(Raw records)
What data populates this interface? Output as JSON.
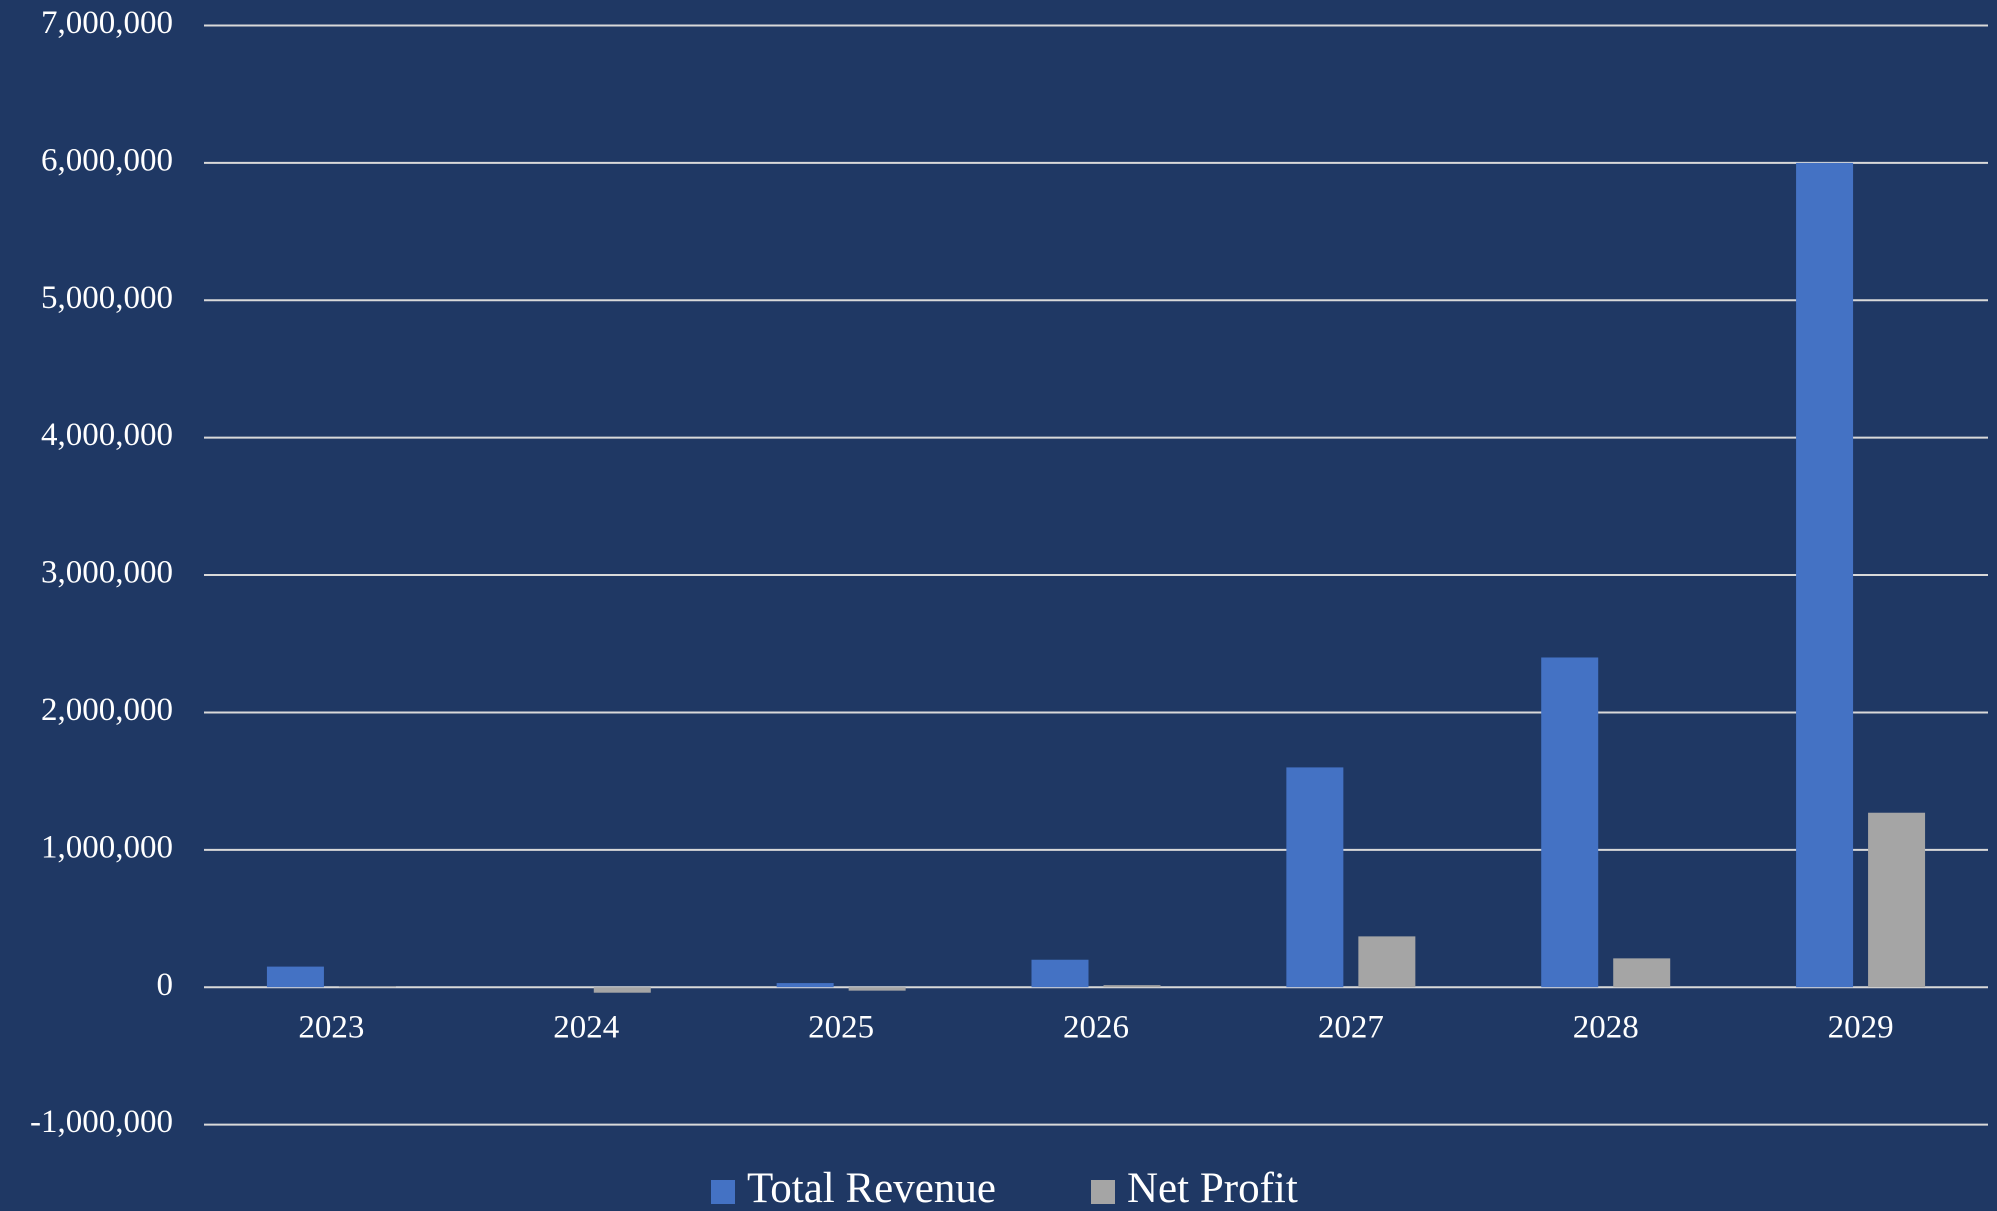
{
  "chart_data": {
    "type": "bar",
    "categories": [
      "2023",
      "2024",
      "2025",
      "2026",
      "2027",
      "2028",
      "2029"
    ],
    "series": [
      {
        "name": "Total Revenue",
        "color": "#4472c4",
        "values": [
          150000,
          0,
          30000,
          200000,
          1600000,
          2400000,
          6000000
        ]
      },
      {
        "name": "Net Profit",
        "color": "#a5a5a5",
        "values": [
          5000,
          -40000,
          -25000,
          15000,
          370000,
          210000,
          1270000
        ]
      }
    ],
    "ylim": [
      -1000000,
      7000000
    ],
    "yticks": [
      {
        "value": -1000000,
        "label": "-1,000,000"
      },
      0,
      {
        "value": 1000000,
        "label": "1,000,000"
      },
      {
        "value": 2000000,
        "label": "2,000,000"
      },
      {
        "value": 3000000,
        "label": "3,000,000"
      },
      {
        "value": 4000000,
        "label": "4,000,000"
      },
      {
        "value": 5000000,
        "label": "5,000,000"
      },
      {
        "value": 6000000,
        "label": "6,000,000"
      },
      {
        "value": 7000000,
        "label": "7,000,000"
      }
    ],
    "grid": true,
    "legend": "bottom"
  }
}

EXERCISE TASK |
Return all lines containing "label".

TASK ANSWER |
        "label": "-1,000,000"
        "label": "1,000,000"
        "label": "2,000,000"
        "label": "3,000,000"
        "label": "4,000,000"
        "label": "5,000,000"
        "label": "6,000,000"
        "label": "7,000,000"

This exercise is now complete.